PROBLEM DESCRIPTION:
Determine how many lines carry the word "delay". Output that number only.

LISTING:
____________________
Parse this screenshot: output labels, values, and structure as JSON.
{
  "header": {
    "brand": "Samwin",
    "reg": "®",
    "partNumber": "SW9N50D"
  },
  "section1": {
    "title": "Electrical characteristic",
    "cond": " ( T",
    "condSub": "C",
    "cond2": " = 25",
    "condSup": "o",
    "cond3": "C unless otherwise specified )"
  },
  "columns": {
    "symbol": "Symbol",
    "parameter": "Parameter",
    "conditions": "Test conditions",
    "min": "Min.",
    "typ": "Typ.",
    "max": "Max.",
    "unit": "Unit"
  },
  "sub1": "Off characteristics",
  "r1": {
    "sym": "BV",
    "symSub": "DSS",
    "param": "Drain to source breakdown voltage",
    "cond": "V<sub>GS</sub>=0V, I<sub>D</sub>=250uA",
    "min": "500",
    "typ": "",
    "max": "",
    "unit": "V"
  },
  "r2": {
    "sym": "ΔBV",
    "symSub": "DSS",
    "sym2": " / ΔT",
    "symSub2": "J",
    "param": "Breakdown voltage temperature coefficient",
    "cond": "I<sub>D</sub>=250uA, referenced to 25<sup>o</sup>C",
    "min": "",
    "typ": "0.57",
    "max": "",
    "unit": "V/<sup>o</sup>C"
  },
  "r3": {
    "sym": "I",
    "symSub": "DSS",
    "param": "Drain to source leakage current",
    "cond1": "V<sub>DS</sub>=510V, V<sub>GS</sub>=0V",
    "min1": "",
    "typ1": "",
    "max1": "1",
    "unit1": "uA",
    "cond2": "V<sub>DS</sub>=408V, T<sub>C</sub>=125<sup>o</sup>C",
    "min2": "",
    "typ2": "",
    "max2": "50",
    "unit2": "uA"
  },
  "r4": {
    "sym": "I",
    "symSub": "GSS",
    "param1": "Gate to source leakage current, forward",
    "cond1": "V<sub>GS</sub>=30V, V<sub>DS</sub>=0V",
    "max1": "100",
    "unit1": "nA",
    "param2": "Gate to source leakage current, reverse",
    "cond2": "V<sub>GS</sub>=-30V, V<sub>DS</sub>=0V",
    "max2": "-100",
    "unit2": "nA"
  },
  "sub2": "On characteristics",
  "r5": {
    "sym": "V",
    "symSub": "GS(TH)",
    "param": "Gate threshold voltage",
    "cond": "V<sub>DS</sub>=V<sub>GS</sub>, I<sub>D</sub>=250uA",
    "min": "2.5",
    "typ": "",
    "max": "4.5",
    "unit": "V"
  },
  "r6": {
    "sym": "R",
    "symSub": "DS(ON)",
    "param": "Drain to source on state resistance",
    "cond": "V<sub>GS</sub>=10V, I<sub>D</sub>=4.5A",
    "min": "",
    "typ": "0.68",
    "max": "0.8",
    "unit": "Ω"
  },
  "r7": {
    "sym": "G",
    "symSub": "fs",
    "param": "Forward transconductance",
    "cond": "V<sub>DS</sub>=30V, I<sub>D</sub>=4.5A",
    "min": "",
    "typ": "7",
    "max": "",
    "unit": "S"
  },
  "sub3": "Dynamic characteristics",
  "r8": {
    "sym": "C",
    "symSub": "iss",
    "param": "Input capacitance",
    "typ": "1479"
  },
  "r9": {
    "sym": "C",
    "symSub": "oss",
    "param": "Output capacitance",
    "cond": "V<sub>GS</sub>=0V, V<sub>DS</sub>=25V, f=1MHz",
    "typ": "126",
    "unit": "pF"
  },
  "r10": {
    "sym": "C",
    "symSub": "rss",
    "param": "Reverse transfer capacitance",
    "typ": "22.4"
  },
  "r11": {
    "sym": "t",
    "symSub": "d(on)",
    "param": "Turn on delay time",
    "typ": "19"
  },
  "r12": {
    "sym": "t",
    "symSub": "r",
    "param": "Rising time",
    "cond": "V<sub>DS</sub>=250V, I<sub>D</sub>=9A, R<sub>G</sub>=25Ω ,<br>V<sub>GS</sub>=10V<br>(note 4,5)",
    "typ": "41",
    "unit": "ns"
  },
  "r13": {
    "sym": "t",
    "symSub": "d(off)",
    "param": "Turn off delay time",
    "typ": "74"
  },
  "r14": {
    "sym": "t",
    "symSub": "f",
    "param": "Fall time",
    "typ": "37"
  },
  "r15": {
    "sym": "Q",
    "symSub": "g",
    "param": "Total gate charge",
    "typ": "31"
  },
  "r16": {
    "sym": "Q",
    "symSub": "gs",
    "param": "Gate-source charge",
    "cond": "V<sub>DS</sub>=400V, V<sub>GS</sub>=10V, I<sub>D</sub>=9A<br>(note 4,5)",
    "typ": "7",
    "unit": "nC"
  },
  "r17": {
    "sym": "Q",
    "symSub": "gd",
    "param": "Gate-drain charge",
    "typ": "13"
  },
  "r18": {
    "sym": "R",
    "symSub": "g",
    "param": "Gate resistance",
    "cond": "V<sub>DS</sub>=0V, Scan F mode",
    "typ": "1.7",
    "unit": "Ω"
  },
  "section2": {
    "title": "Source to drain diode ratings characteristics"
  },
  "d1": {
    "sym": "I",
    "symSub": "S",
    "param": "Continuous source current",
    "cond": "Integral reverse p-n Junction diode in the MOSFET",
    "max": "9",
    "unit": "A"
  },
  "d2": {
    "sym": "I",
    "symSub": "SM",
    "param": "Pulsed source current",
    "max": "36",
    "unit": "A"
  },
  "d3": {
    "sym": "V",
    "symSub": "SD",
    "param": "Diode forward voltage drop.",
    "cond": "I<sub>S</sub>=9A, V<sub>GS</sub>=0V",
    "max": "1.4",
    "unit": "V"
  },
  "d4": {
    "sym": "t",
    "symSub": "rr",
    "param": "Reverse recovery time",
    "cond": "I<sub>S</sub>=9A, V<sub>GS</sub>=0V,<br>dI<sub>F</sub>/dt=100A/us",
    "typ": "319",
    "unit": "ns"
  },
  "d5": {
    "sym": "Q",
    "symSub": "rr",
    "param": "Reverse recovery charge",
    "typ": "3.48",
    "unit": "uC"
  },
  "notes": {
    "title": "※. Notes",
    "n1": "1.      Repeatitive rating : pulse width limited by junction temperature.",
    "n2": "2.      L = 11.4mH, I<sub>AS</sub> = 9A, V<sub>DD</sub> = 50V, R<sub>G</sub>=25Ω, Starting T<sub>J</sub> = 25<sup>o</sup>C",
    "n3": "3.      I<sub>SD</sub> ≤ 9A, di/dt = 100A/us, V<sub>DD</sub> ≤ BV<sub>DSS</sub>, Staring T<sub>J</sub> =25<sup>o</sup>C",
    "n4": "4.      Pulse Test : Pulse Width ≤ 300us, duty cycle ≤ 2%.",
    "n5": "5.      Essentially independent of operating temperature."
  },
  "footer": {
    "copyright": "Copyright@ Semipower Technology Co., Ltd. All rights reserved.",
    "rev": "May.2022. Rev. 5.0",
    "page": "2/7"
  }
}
____________________
RESPONSE FOR THIS EXERCISE:
2